> [What is required]: Using the listing below, extract each line that has the word "ffffff" in it.

> [Exercise inputs]:
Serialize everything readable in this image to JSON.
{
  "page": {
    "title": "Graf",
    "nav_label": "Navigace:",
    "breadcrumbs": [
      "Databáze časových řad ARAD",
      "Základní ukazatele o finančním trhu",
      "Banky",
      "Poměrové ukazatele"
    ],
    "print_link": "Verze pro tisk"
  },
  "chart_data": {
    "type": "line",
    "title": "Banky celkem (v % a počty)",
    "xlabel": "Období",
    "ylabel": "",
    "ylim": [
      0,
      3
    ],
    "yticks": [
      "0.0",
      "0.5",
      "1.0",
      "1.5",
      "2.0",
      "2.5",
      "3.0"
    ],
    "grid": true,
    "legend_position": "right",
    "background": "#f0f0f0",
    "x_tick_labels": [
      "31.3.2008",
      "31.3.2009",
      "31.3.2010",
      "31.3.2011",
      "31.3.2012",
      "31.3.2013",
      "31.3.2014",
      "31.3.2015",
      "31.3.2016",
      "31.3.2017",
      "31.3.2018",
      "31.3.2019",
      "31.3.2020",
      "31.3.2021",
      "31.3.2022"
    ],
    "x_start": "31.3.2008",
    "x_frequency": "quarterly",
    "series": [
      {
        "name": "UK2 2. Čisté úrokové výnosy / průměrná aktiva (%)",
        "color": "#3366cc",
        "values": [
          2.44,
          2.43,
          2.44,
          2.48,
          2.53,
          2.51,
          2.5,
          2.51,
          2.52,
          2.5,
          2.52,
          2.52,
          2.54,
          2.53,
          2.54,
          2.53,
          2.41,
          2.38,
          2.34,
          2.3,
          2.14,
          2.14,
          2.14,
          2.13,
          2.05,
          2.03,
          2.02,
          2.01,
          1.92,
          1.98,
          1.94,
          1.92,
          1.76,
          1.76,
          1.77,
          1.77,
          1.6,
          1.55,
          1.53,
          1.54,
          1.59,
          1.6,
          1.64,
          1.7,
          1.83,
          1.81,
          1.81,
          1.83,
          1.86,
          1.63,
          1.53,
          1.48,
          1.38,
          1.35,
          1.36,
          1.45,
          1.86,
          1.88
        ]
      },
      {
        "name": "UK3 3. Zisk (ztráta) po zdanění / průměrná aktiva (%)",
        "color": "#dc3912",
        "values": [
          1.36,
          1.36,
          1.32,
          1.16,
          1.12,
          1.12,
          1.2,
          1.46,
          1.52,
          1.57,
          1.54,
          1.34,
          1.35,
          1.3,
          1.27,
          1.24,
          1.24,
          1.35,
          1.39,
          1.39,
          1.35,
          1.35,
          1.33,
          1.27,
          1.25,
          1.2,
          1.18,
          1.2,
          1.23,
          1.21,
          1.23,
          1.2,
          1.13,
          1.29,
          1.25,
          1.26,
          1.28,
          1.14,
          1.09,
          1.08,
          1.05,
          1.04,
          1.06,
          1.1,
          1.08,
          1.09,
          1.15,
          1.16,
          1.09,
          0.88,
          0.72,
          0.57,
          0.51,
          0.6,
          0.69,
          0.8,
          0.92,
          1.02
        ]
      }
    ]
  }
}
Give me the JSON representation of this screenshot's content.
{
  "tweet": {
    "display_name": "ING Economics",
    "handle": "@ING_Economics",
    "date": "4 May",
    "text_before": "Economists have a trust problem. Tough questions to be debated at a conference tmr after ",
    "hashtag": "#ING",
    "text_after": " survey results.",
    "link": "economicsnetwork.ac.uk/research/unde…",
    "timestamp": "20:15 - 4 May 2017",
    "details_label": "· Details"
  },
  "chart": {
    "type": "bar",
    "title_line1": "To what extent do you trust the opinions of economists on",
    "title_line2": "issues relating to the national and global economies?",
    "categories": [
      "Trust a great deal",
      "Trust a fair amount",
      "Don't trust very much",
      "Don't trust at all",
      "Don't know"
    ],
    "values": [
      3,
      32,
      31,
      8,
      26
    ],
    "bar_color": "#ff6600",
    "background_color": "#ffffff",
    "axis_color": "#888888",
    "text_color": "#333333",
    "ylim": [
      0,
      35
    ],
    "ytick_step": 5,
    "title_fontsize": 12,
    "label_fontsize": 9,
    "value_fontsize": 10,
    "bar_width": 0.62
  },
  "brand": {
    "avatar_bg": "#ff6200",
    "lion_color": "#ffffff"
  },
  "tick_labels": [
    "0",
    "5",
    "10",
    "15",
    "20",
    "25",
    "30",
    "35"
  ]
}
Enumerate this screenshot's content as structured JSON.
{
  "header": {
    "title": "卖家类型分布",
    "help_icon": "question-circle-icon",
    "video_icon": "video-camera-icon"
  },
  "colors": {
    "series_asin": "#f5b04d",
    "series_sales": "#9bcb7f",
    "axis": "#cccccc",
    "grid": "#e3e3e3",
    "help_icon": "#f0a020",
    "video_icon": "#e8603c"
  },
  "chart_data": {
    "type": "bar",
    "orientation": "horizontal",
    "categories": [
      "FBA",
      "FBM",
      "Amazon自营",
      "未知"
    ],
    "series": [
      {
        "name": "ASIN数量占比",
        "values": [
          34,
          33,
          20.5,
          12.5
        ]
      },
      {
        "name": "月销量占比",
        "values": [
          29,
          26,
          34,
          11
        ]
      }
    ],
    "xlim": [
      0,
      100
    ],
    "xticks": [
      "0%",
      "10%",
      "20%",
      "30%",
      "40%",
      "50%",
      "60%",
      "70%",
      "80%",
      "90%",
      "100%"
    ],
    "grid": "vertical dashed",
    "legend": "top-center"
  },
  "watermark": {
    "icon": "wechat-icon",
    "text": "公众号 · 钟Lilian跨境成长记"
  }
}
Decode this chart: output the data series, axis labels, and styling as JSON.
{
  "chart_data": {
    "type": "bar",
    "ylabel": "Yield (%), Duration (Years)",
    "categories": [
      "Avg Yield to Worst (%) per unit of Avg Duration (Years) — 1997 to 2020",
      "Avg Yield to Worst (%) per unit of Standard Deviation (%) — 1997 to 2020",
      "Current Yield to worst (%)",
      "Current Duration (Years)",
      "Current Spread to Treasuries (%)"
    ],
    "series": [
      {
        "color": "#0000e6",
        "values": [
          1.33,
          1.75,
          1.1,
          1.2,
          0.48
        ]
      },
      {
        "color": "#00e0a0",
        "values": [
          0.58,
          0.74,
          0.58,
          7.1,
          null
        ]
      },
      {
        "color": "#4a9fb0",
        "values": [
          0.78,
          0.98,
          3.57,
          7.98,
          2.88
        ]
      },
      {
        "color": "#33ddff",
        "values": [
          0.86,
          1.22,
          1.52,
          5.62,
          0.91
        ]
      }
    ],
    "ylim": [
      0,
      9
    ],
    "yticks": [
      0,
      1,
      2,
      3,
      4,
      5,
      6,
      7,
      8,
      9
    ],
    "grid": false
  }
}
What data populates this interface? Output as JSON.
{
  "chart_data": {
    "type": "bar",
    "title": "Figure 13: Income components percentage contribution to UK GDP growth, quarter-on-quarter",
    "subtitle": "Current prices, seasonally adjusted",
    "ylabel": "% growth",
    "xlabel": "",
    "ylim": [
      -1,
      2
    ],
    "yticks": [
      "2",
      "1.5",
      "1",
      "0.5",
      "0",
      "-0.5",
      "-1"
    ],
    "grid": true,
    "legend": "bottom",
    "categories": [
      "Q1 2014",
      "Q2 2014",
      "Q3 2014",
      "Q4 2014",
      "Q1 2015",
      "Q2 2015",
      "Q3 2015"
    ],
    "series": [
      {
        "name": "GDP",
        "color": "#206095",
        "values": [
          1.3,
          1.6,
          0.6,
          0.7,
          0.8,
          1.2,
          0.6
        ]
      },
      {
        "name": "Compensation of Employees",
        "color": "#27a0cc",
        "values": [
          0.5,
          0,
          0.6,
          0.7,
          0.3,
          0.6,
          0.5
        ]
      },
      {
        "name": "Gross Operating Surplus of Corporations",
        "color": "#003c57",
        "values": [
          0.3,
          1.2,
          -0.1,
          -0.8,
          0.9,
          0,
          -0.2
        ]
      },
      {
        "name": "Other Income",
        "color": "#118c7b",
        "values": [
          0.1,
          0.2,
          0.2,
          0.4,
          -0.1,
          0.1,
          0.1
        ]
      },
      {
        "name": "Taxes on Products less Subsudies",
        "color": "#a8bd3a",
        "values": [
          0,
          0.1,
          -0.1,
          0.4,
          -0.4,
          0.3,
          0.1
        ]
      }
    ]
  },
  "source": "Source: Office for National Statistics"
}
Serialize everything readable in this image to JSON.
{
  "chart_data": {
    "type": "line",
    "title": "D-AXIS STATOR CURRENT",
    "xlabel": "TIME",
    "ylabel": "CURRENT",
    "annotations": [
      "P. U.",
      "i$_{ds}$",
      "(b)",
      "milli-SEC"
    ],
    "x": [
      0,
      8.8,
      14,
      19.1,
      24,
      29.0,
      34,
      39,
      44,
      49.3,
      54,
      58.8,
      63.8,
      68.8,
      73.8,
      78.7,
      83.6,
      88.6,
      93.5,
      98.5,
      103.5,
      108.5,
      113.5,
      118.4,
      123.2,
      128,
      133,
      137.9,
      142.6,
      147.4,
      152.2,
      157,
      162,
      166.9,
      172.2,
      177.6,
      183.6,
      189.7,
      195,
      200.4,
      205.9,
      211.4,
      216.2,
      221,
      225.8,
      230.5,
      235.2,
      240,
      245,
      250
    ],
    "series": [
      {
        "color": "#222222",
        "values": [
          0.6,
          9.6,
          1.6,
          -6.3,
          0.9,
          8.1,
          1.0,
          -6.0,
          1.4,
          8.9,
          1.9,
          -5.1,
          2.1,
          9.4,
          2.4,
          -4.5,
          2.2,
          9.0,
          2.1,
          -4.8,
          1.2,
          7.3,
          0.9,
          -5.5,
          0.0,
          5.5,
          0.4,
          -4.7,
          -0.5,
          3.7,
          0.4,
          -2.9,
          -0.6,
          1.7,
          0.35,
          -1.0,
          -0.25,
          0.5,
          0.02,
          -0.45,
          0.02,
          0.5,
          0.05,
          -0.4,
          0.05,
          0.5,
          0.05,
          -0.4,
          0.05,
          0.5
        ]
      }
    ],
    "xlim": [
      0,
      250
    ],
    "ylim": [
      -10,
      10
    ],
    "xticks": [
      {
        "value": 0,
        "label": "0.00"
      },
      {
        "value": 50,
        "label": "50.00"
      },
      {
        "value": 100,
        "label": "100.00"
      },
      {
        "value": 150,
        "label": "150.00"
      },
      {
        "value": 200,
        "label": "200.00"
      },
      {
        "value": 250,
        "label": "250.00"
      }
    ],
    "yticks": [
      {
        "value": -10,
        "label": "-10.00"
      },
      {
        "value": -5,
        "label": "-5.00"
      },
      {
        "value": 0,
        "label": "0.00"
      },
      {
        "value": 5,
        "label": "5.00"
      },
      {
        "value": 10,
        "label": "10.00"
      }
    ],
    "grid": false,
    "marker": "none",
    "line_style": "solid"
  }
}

> [Answer in full]:
    "background_color": "#ffffff",
    "lion_color": "#ffffff"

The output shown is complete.